***** Excerpted data *****
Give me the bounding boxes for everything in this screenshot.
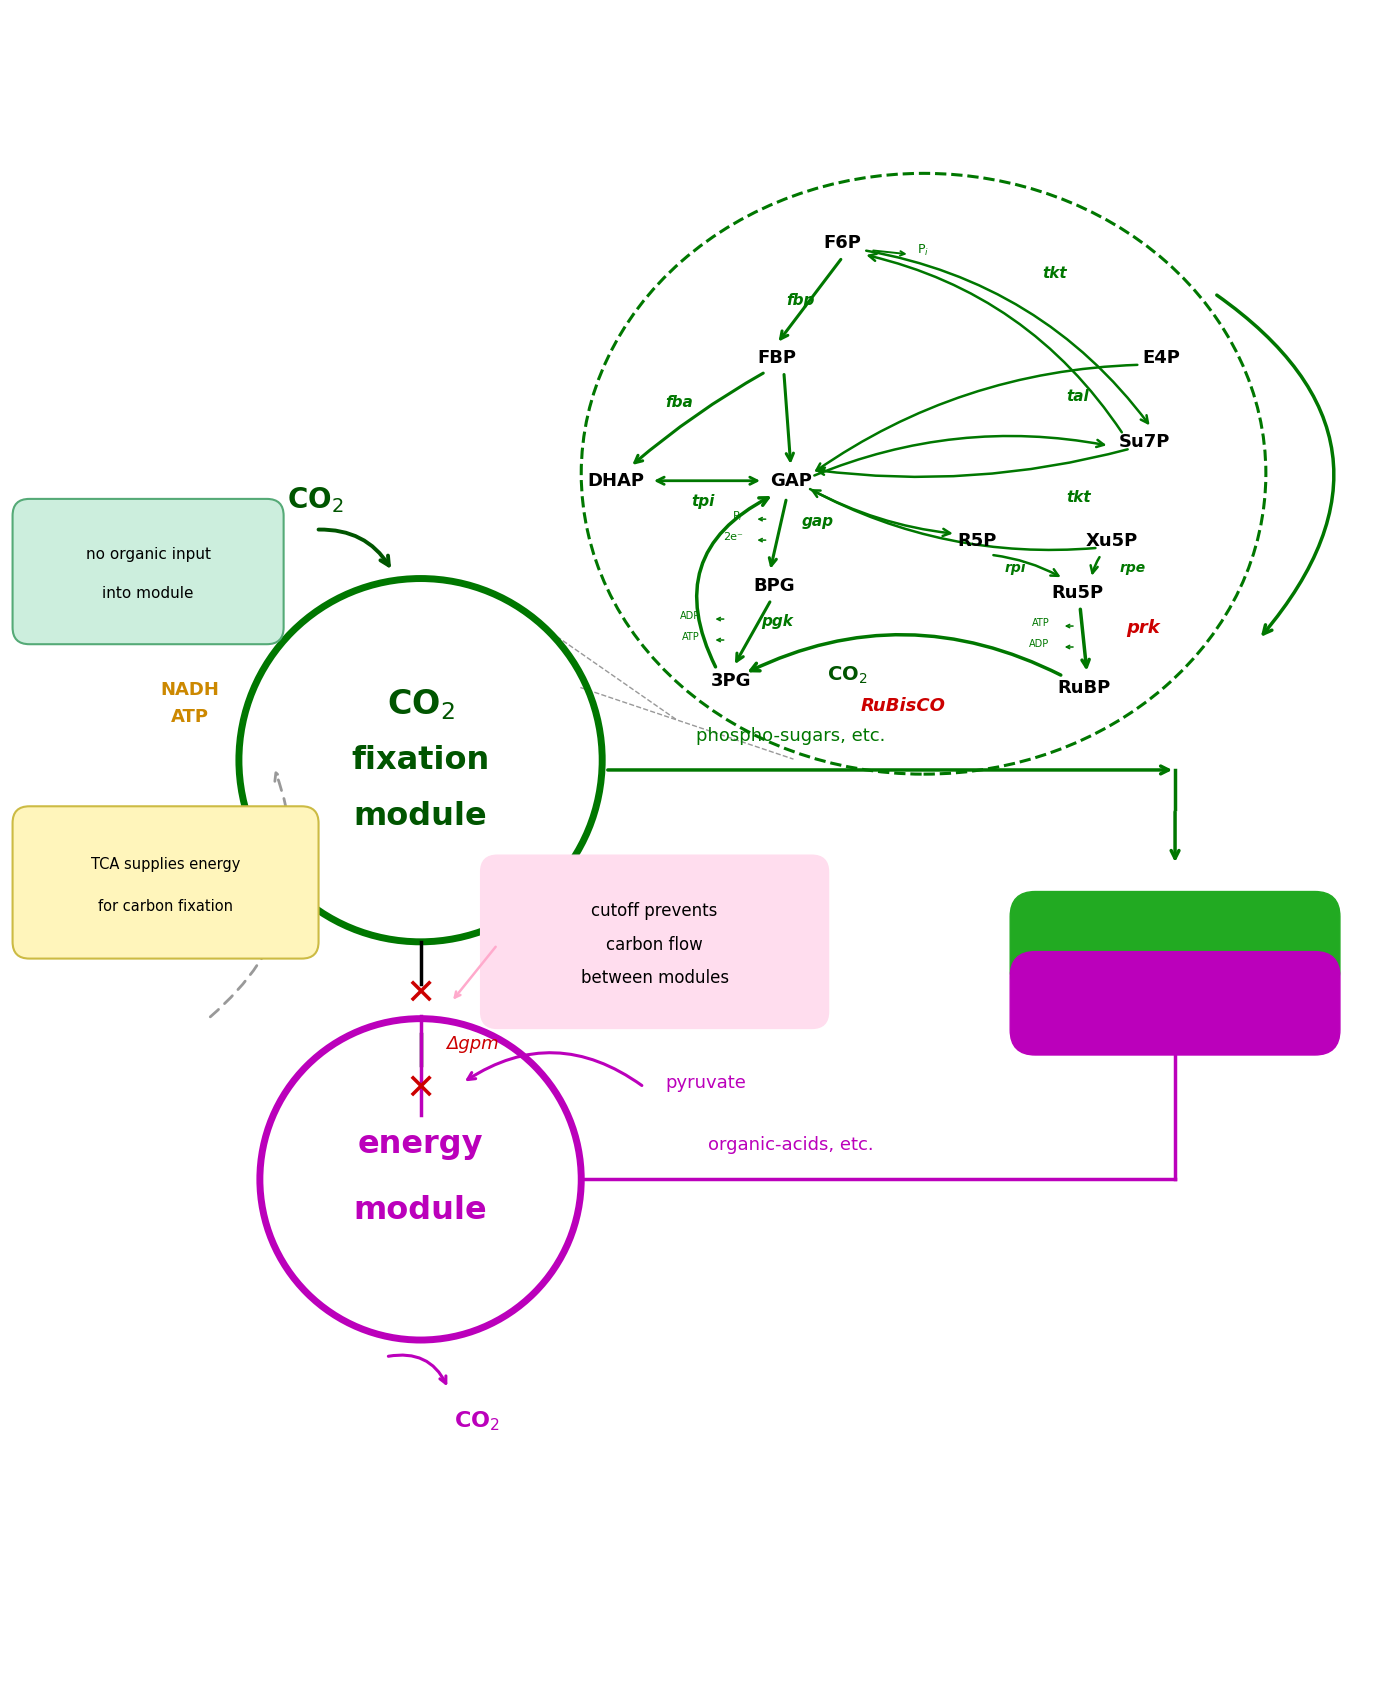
Text: CO$_2$: CO$_2$ <box>287 485 344 516</box>
Text: rpi: rpi <box>1005 560 1026 575</box>
Text: ATP: ATP <box>1032 618 1050 628</box>
Text: NADH: NADH <box>161 681 220 700</box>
Text: no organic input: no organic input <box>85 548 210 562</box>
Text: R5P: R5P <box>958 531 997 550</box>
Text: CO$_2$: CO$_2$ <box>826 664 867 686</box>
Text: BPG: BPG <box>753 577 795 594</box>
Text: for carbon fixation: for carbon fixation <box>98 899 232 914</box>
Text: CO$_2$: CO$_2$ <box>454 1409 500 1433</box>
Text: tkt: tkt <box>1043 266 1067 281</box>
Text: into module: into module <box>102 587 193 601</box>
Text: module: module <box>354 1195 487 1225</box>
Text: from organic carbon: from organic carbon <box>1088 996 1261 1011</box>
Text: GAP: GAP <box>770 471 812 490</box>
Text: tpi: tpi <box>692 494 715 509</box>
Text: ADP: ADP <box>680 611 700 621</box>
Text: CO$_2$: CO$_2$ <box>386 688 455 722</box>
Text: RuBisCO: RuBisCO <box>860 698 945 715</box>
Text: fbp: fbp <box>787 293 815 308</box>
Text: cutoff prevents: cutoff prevents <box>591 902 718 921</box>
Text: RuBP: RuBP <box>1057 679 1110 696</box>
FancyBboxPatch shape <box>1011 951 1340 1055</box>
Text: from CO$_2$: from CO$_2$ <box>1133 933 1218 953</box>
Text: phospho-sugars, etc.: phospho-sugars, etc. <box>696 727 886 745</box>
Text: ADP: ADP <box>1029 638 1050 648</box>
FancyBboxPatch shape <box>13 499 284 645</box>
Text: tal: tal <box>1065 390 1089 403</box>
Text: DHAP: DHAP <box>588 471 644 490</box>
Text: carbon flow: carbon flow <box>606 936 703 953</box>
FancyBboxPatch shape <box>13 807 319 958</box>
Text: ATP: ATP <box>171 708 209 725</box>
Text: fixation: fixation <box>351 745 490 776</box>
Text: prk: prk <box>1126 620 1161 637</box>
Text: organic-acids, etc.: organic-acids, etc. <box>708 1137 874 1154</box>
Text: rpe: rpe <box>1119 560 1145 575</box>
FancyBboxPatch shape <box>1011 892 1340 996</box>
Text: FBP: FBP <box>757 349 797 366</box>
Text: ATP: ATP <box>682 631 700 642</box>
Text: pgk: pgk <box>762 614 794 630</box>
Text: Su7P: Su7P <box>1119 432 1170 451</box>
Text: ✕: ✕ <box>406 1072 435 1106</box>
FancyBboxPatch shape <box>480 854 829 1028</box>
Text: 2e⁻: 2e⁻ <box>724 533 743 543</box>
Text: E4P: E4P <box>1142 349 1180 366</box>
Text: between modules: between modules <box>581 968 728 987</box>
Text: module: module <box>354 800 487 832</box>
Text: 3PG: 3PG <box>710 672 750 689</box>
Text: gap: gap <box>802 514 834 529</box>
Text: tkt: tkt <box>1065 490 1091 505</box>
Text: Δgpm: Δgpm <box>445 1035 498 1054</box>
Text: energy: energy <box>358 1128 483 1161</box>
Text: TCA supplies energy: TCA supplies energy <box>91 858 241 871</box>
Text: pyruvate: pyruvate <box>665 1074 746 1093</box>
Text: F6P: F6P <box>823 235 861 252</box>
Text: Xu5P: Xu5P <box>1086 531 1138 550</box>
Text: ✕: ✕ <box>406 979 435 1013</box>
Text: Ru5P: Ru5P <box>1051 584 1103 601</box>
Text: biomass: biomass <box>1131 897 1218 917</box>
Text: P$_i$: P$_i$ <box>732 509 743 523</box>
Text: P$_i$: P$_i$ <box>917 243 928 257</box>
Text: fba: fba <box>665 395 693 410</box>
*****
* **Task directions**: Convert the entries above into a JSON list of strings with one string per line, omitting blank lines and leaving out the pictures.

* **Correct result**:
[
  "Give me the bounding boxes for everything in this screenshot.",
  "Text: CO$_2$: CO$_2$ <box>287 485 344 516</box>",
  "Text: rpi: rpi <box>1005 560 1026 575</box>",
  "Text: ATP: ATP <box>1032 618 1050 628</box>",
  "Text: NADH: NADH <box>161 681 220 700</box>",
  "Text: no organic input: no organic input <box>85 548 210 562</box>",
  "Text: R5P: R5P <box>958 531 997 550</box>",
  "Text: CO$_2$: CO$_2$ <box>826 664 867 686</box>",
  "Text: BPG: BPG <box>753 577 795 594</box>",
  "Text: for carbon fixation: for carbon fixation <box>98 899 232 914</box>",
  "Text: CO$_2$: CO$_2$ <box>454 1409 500 1433</box>",
  "Text: tkt: tkt <box>1043 266 1067 281</box>",
  "Text: into module: into module <box>102 587 193 601</box>",
  "Text: module: module <box>354 1195 487 1225</box>",
  "Text: from organic carbon: from organic carbon <box>1088 996 1261 1011</box>",
  "Text: GAP: GAP <box>770 471 812 490</box>",
  "Text: tpi: tpi <box>692 494 715 509</box>",
  "Text: ADP: ADP <box>680 611 700 621</box>",
  "Text: CO$_2$: CO$_2$ <box>386 688 455 722</box>",
  "Text: RuBisCO: RuBisCO <box>860 698 945 715</box>",
  "Text: fbp: fbp <box>787 293 815 308</box>",
  "Text: cutoff prevents: cutoff prevents <box>591 902 718 921</box>",
  "Text: RuBP: RuBP <box>1057 679 1110 696</box>",
  "FancyBboxPatch shape <box>1011 951 1340 1055</box>",
  "Text: from CO$_2$: from CO$_2$ <box>1133 933 1218 953</box>",
  "Text: phospho-sugars, etc.: phospho-sugars, etc. <box>696 727 886 745</box>",
  "Text: ADP: ADP <box>1029 638 1050 648</box>",
  "FancyBboxPatch shape <box>13 499 284 645</box>",
  "Text: tal: tal <box>1065 390 1089 403</box>",
  "Text: DHAP: DHAP <box>588 471 644 490</box>",
  "Text: carbon flow: carbon flow <box>606 936 703 953</box>",
  "FancyBboxPatch shape <box>13 807 319 958</box>",
  "Text: ATP: ATP <box>171 708 209 725</box>",
  "Text: fixation: fixation <box>351 745 490 776</box>",
  "Text: prk: prk <box>1126 620 1161 637</box>",
  "Text: organic-acids, etc.: organic-acids, etc. <box>708 1137 874 1154</box>",
  "Text: rpe: rpe <box>1119 560 1145 575</box>",
  "FancyBboxPatch shape <box>1011 892 1340 996</box>",
  "Text: FBP: FBP <box>757 349 797 366</box>",
  "Text: ATP: ATP <box>682 631 700 642</box>",
  "Text: pgk: pgk <box>762 614 794 630</box>",
  "Text: Su7P: Su7P <box>1119 432 1170 451</box>",
  "Text: ✕: ✕ <box>406 1072 435 1106</box>",
  "FancyBboxPatch shape <box>480 854 829 1028</box>",
  "Text: 2e⁻: 2e⁻ <box>724 533 743 543</box>",
  "Text: E4P: E4P <box>1142 349 1180 366</box>",
  "Text: between modules: between modules <box>581 968 728 987</box>",
  "Text: module: module <box>354 800 487 832</box>",
  "Text: 3PG: 3PG <box>710 672 750 689</box>",
  "Text: gap: gap <box>802 514 834 529</box>",
  "Text: tkt: tkt <box>1065 490 1091 505</box>",
  "Text: Δgpm: Δgpm <box>445 1035 498 1054</box>",
  "Text: energy: energy <box>358 1128 483 1161</box>",
  "Text: TCA supplies energy: TCA supplies energy <box>91 858 241 871</box>",
  "Text: pyruvate: pyruvate <box>665 1074 746 1093</box>",
  "Text: F6P: F6P <box>823 235 861 252</box>",
  "Text: Xu5P: Xu5P <box>1086 531 1138 550</box>",
  "Text: ✕: ✕ <box>406 979 435 1013</box>",
  "Text: Ru5P: Ru5P <box>1051 584 1103 601</box>",
  "Text: biomass: biomass <box>1131 897 1218 917</box>",
  "Text: P$_i$: P$_i$ <box>732 509 743 523</box>",
  "Text: P$_i$: P$_i$ <box>917 243 928 257</box>",
  "Text: fba: fba <box>665 395 693 410</box>"
]